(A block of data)
---*---

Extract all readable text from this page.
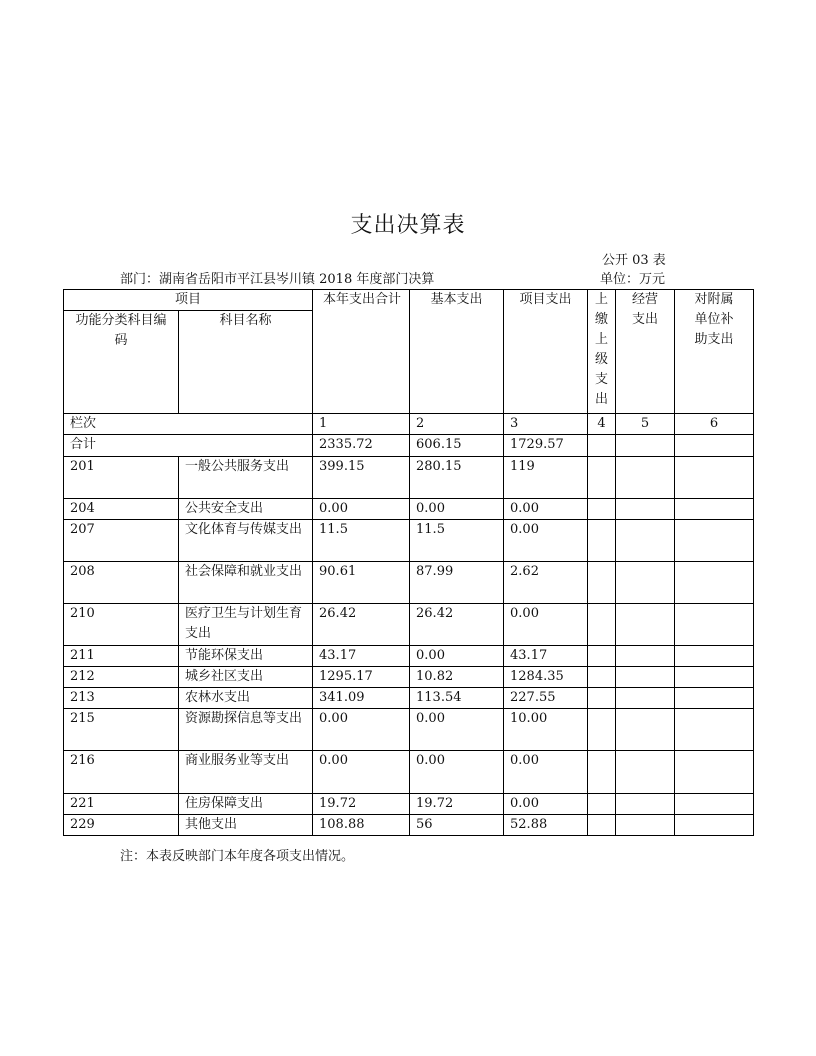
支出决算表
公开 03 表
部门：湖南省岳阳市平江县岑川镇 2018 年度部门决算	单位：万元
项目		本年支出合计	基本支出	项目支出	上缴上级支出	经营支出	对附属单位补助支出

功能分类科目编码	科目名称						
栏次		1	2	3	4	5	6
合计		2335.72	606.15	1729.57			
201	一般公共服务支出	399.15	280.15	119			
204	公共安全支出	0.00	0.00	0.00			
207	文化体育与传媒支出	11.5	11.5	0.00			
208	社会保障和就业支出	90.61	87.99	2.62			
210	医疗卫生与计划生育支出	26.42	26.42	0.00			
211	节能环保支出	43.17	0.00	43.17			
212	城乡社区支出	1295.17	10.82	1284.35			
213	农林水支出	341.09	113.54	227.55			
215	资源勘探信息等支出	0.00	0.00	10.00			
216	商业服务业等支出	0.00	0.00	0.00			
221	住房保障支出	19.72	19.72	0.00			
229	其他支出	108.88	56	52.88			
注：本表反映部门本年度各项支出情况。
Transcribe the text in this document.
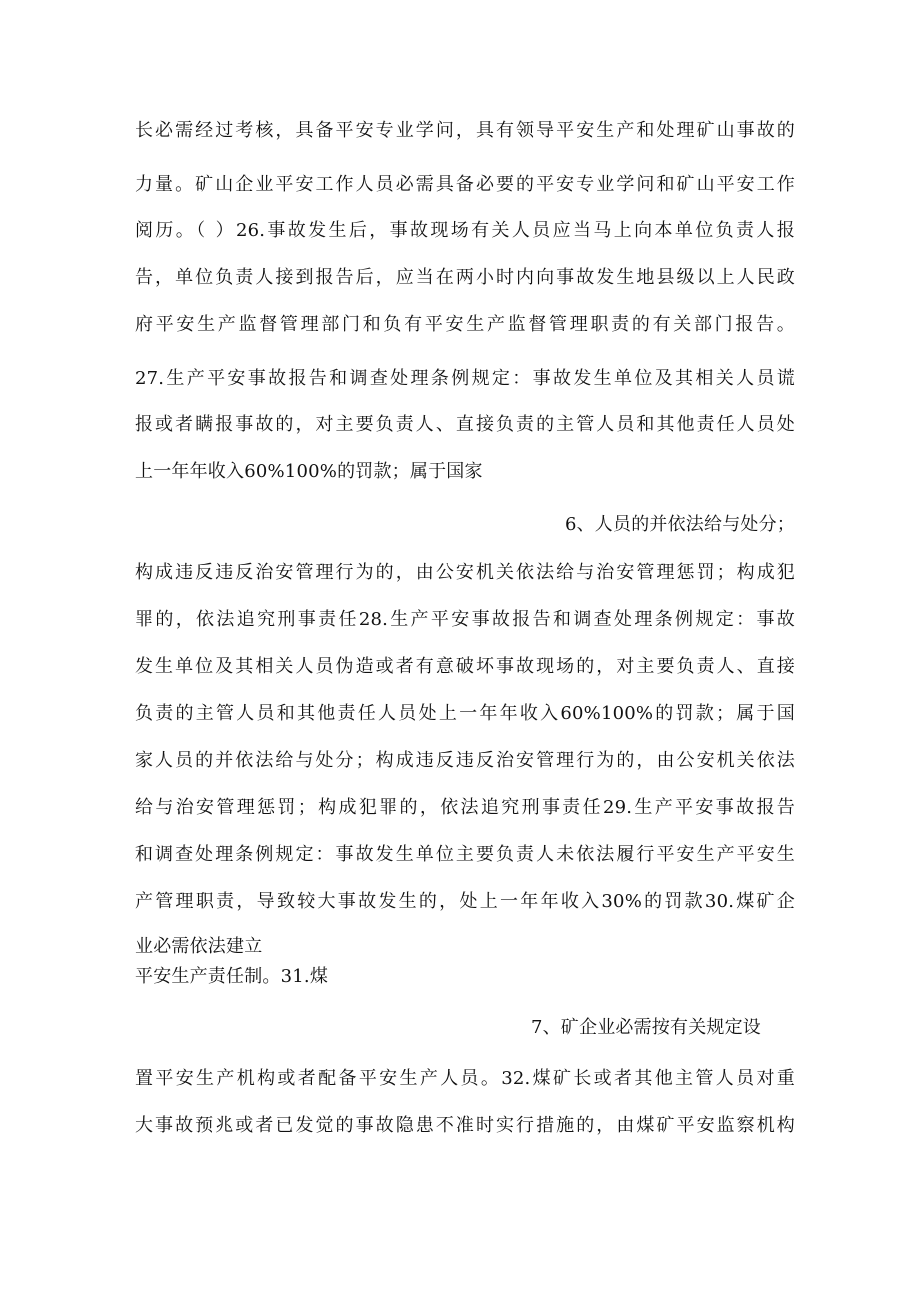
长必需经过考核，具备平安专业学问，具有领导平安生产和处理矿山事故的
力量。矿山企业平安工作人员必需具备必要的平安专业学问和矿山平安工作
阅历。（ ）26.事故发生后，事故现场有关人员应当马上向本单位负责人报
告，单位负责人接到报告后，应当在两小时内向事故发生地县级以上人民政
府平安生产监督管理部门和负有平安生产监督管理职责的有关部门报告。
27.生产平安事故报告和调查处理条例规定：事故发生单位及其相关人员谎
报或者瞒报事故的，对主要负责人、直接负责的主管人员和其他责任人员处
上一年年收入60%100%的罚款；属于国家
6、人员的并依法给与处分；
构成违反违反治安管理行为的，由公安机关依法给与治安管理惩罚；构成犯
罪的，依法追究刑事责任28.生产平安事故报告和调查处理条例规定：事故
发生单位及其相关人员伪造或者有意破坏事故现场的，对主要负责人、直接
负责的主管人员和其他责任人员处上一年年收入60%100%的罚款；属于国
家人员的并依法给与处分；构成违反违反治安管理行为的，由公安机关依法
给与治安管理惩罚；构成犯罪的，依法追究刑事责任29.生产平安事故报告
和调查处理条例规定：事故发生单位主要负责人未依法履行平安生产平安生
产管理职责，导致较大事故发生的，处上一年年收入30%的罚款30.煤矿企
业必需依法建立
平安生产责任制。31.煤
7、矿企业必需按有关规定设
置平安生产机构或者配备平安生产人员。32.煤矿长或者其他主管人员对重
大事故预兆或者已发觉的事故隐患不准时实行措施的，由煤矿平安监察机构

---*---

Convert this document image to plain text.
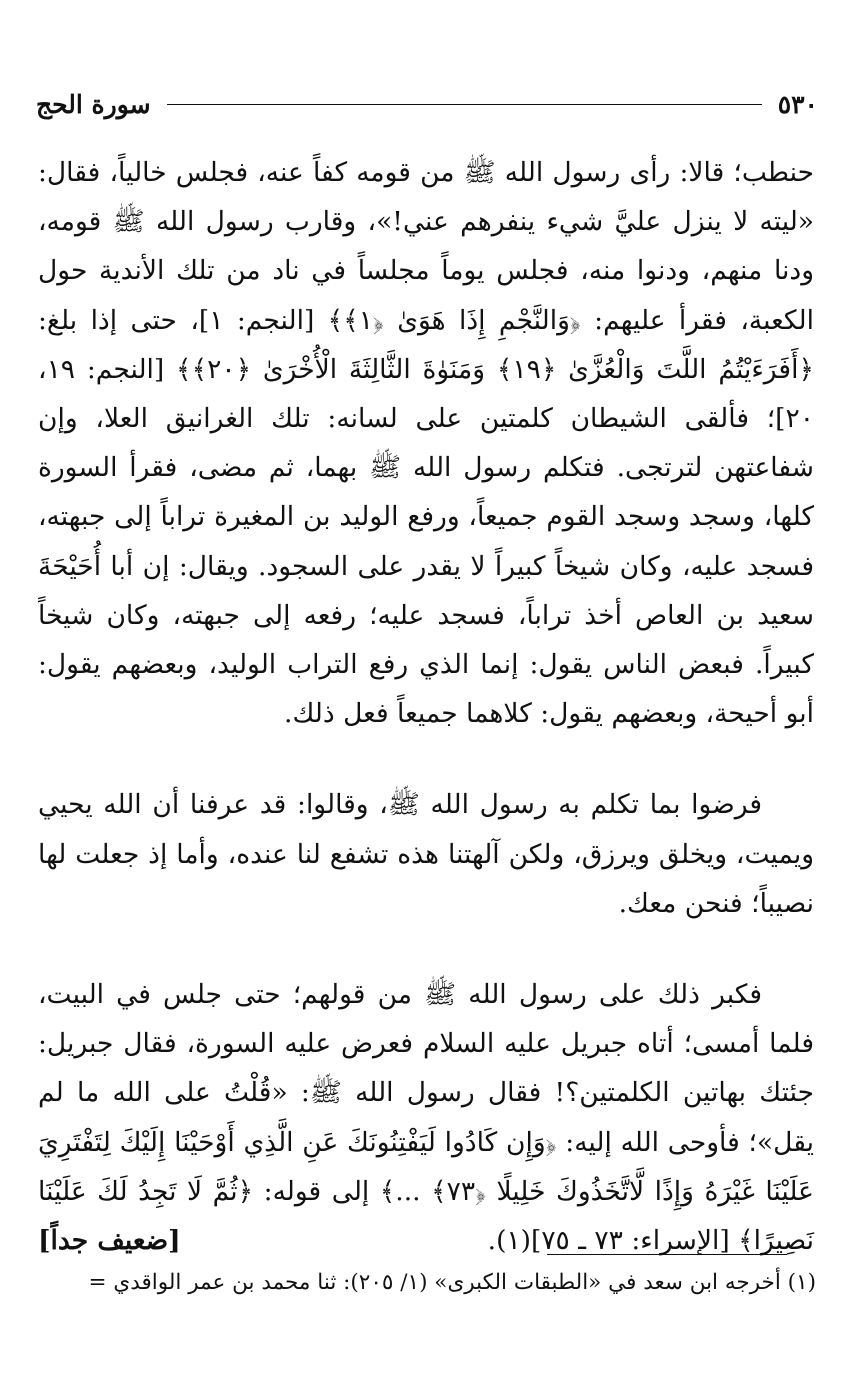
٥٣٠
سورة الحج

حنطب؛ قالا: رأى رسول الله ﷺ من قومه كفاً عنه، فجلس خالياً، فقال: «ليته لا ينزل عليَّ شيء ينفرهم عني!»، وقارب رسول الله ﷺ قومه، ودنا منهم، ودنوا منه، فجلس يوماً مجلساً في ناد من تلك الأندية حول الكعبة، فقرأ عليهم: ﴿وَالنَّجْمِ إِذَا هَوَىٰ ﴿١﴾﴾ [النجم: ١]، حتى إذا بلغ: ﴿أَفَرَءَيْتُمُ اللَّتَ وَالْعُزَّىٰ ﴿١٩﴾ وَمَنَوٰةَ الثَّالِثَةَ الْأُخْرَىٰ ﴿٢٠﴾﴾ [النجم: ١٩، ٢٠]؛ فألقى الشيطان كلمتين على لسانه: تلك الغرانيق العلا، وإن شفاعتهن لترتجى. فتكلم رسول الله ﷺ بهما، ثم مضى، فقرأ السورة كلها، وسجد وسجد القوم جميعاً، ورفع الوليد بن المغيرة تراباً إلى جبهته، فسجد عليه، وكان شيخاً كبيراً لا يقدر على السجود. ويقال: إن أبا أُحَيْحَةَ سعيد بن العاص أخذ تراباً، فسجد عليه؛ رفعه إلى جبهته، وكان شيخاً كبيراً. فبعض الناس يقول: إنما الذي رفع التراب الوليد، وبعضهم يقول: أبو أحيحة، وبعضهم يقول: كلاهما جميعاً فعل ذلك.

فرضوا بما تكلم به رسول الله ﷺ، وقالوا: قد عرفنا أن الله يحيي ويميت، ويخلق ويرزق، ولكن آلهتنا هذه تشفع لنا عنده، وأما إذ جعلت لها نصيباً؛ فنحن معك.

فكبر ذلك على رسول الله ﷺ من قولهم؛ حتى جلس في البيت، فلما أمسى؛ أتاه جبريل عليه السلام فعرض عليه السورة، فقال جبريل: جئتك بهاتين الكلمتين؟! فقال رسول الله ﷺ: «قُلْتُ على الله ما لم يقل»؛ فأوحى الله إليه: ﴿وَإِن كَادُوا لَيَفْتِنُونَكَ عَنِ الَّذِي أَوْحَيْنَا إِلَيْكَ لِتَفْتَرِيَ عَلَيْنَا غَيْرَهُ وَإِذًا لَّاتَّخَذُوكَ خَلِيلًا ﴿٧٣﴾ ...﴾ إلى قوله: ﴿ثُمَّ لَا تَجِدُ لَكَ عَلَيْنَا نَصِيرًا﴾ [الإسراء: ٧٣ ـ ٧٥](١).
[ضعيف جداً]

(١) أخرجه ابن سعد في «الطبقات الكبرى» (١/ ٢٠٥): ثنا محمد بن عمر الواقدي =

---*---

__Task prompt__. Go through the material above and copy each line that has the word "text".

__Answer for the task__.
Extract all readable text from this page.
Transcribe the text in this document.
Convert this document image to plain text.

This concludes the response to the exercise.